**Actividad 1**: Según el capítulo sobre incendios y otros delitos de peligro común, ¿qué pena corresponde a quienes pongan fuego en haciendas, sementeras u otras plantaciones?
**Actividad 2**: Reproduzca del capítulo sobre incendios y otros delitos de peligro común el fragmento que se inicia con las palabras que contienen "Capítulo I De" y concluye con "tres a seis años.".
**Actividad 3**: Prosiga la redacción del capítulo sobre incendios y otros delitos de peligro común a partir de su último artículo.

Capítulo I De los incendios, inundaciones, sumersiones y otros delitos de peligro común

Artículo 343. El que haya incendiado algún edificio u otras construcciones, productos del suelo aún no recogidos o amontonados, o depósitos de materias combustibles, será penado con presidio de tres a seis años.

Si el incendio se hubiere causado en edificios destinados a la habitación o en edificios públicos, o destinados a uso público, a una empresa de utilidad pública o plantas industriales, al ejercicio de un culto, a almacenes o depósitos de efectos industriales o agrícolas, de mercaderías, de materias primas inflamables o explosivas o de materias de minas, vías férreas, fosos, arsenales o astilleros, el presidio será por tiempo de cuatro a ocho años.

En la misma pena incurrirá quien por otros medios causare daños graves a edificios u otras instalaciones industriales o comerciales.

El que haya dañado los medios empleados para la transmisión de energía eléctrica, o de gas, o quien haya ocasionado la interrupción de su suministro, será penado con prisión de dos a seis años.

Artículo 344. Los que pongan fuego en las haciendas, sementeras u otras plantaciones, incurrirán en pena de presidio de uno a cinco años.

Artículo 345. Los que pongan fuego a dehesas o a sabanas de cría sin permiso de sus dueños, o sabanas que toquen con los boques que surten de agua las poblaciones, aunque éstos sean de particulares, serán castigados con prisión de seis a dieciocho meses.

**Información de origen**:
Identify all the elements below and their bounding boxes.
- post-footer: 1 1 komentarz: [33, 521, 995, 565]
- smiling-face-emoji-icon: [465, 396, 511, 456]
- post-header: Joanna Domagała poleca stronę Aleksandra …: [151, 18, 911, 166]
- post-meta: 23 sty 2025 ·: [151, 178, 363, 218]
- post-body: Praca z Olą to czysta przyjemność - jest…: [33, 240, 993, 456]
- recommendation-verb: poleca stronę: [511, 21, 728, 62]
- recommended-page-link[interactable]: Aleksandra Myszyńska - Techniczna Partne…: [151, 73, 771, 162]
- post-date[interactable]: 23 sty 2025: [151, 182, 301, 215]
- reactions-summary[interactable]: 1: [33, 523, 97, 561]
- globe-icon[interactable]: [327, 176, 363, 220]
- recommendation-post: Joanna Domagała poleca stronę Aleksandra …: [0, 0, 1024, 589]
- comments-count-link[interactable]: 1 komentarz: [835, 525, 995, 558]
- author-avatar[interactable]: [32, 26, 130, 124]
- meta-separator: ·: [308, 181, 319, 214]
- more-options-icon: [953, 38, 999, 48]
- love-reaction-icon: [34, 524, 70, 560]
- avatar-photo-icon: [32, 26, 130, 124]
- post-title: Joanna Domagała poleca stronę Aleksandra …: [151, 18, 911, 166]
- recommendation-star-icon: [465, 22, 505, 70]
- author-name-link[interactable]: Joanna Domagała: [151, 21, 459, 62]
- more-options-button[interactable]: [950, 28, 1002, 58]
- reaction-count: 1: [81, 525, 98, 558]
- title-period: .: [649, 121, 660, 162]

**Respuesta escrita 1**: Presidio de uno a cinco años.

**Respuesta escrita 2**:
Capítulo I De los incendios, inundaciones, sumersiones y otros delitos de peligro común

Artículo 343. El que haya incendiado algún edificio u otras construcciones, productos del suelo aún no recogidos o amontonados, o depósitos de materias combustibles, será penado con presidio de tres a seis años.

**Respuesta escrita 3**:
Artículo 346. La pena establecida en el artículo 343 será aplicada, respectivamente, a cualquiera que con el objeto de destruir, en todo o en parte, los edificios o casas indicadas en dicho artículo haya preparado o hecho estallar minas, petardos, bombas u otros inventos o aparatos de explosión y también a todo el que hubiere preparado o prendido materiales inflamables capaces de producir semejante efecto.

Artículo 347. Todo individuo que haya ocasionado una inundación, será penado con presidio de tres a cinco años.

Artículo 348. El que, rompiendo las esclusas, diques u otras obras destinadas a la defensa común de las aguas o a la reparación de algún desastre común haya hecho surgir el peligro de inundación o de cualquier otro desastre, será penado con prisión de seis a treinta meses.

Si efectivamente se hubiere causado la inundación u otro desastre común, se aplicará la pena del artículo anterior.